--- Start of EXTRACTED DATA ---

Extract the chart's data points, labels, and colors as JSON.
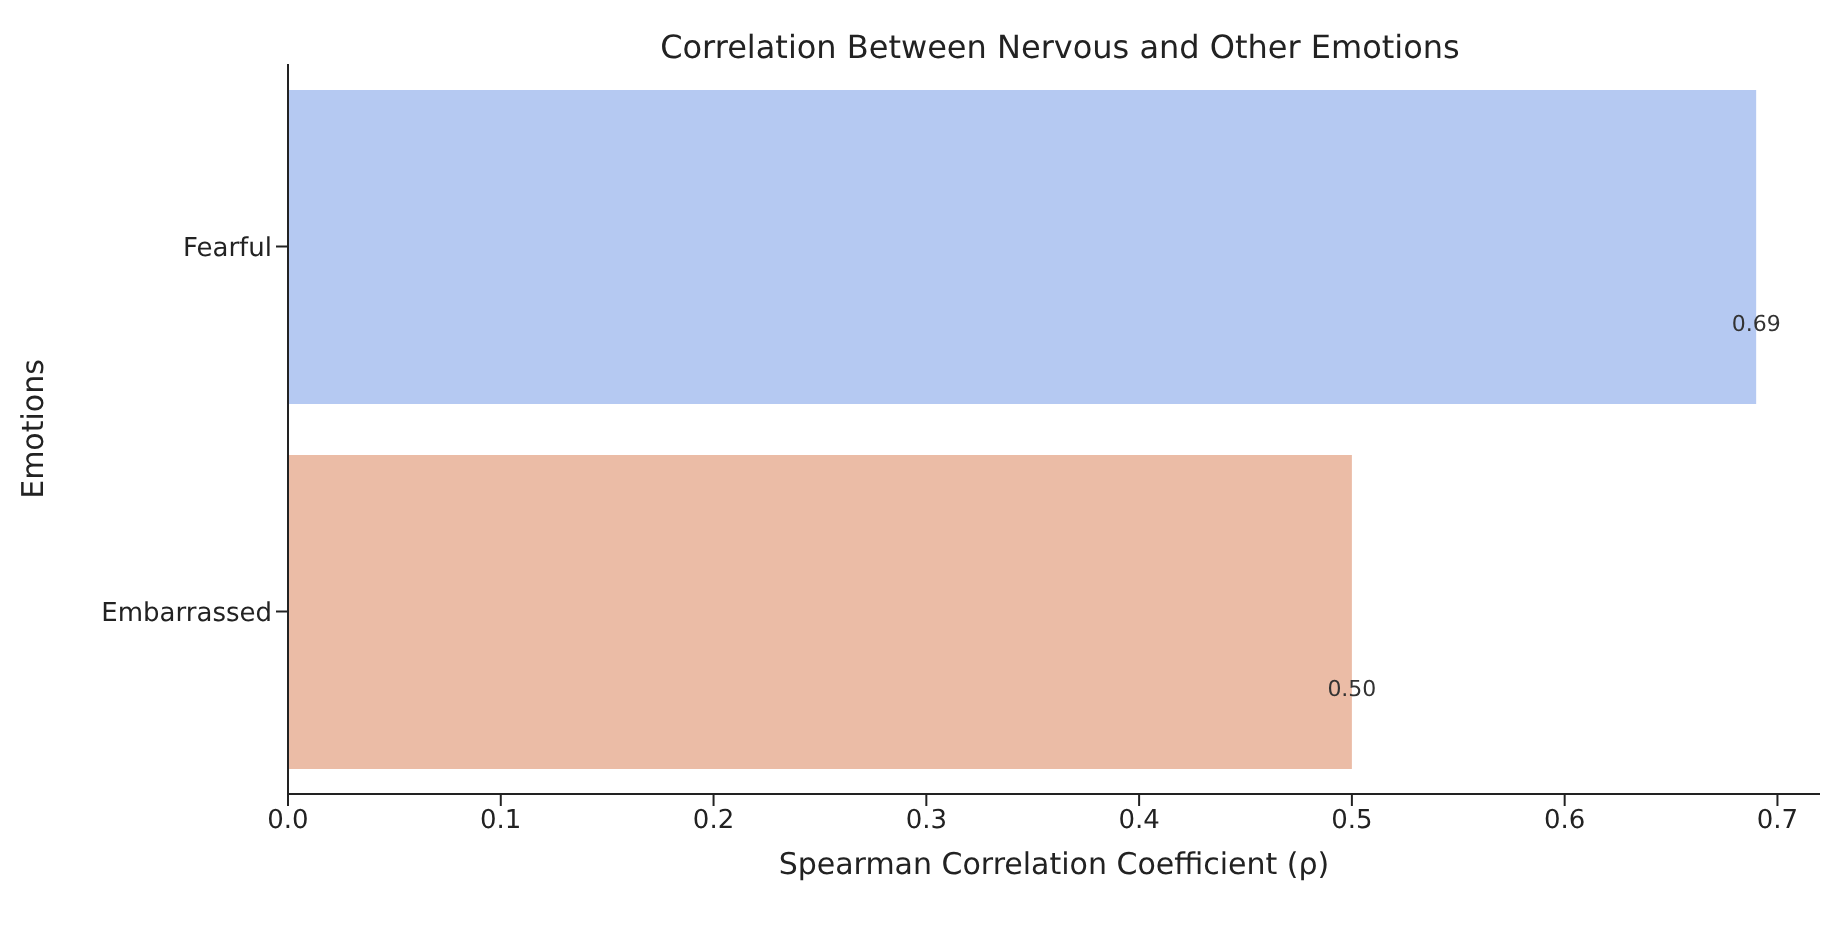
{
  "chart_data": {
    "type": "bar",
    "orientation": "horizontal",
    "title": "Correlation Between Nervous and Other Emotions",
    "xlabel": "Spearman Correlation Coefficient (ρ)",
    "ylabel": "Emotions",
    "categories": [
      "Fearful",
      "Embarrassed"
    ],
    "values": [
      0.69,
      0.5
    ],
    "colors": [
      "#b5c9f2",
      "#ebbca6"
    ],
    "value_labels": [
      "0.69",
      "0.50"
    ],
    "xlim": [
      0,
      0.72
    ],
    "xticks": [
      {
        "value": 0,
        "label": "0.0"
      },
      0.1,
      0.2,
      0.3,
      0.4,
      0.5,
      0.6,
      0.7
    ],
    "grid": false
  }
}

--- End of EXTRACTED DATA ---

### PROBLEM REQUIREMENTS
Omit every picture, then reproduce the rest of the listing exactly.

### TASK RESULT
Extract the chart's data points, labels, and colors as JSON.
{
  "chart_data": {
    "type": "bar",
    "orientation": "horizontal",
    "title": "Correlation Between Nervous and Other Emotions",
    "xlabel": "Spearman Correlation Coefficient (ρ)",
    "ylabel": "Emotions",
    "categories": [
      "Fearful",
      "Embarrassed"
    ],
    "values": [
      0.69,
      0.5
    ],
    "colors": [
      "#b5c9f2",
      "#ebbca6"
    ],
    "value_labels": [
      "0.69",
      "0.50"
    ],
    "xlim": [
      0,
      0.72
    ],
    "xticks": [
      {
        "value": 0,
        "label": "0.0"
      },
      0.1,
      0.2,
      0.3,
      0.4,
      0.5,
      0.6,
      0.7
    ],
    "grid": false
  }
}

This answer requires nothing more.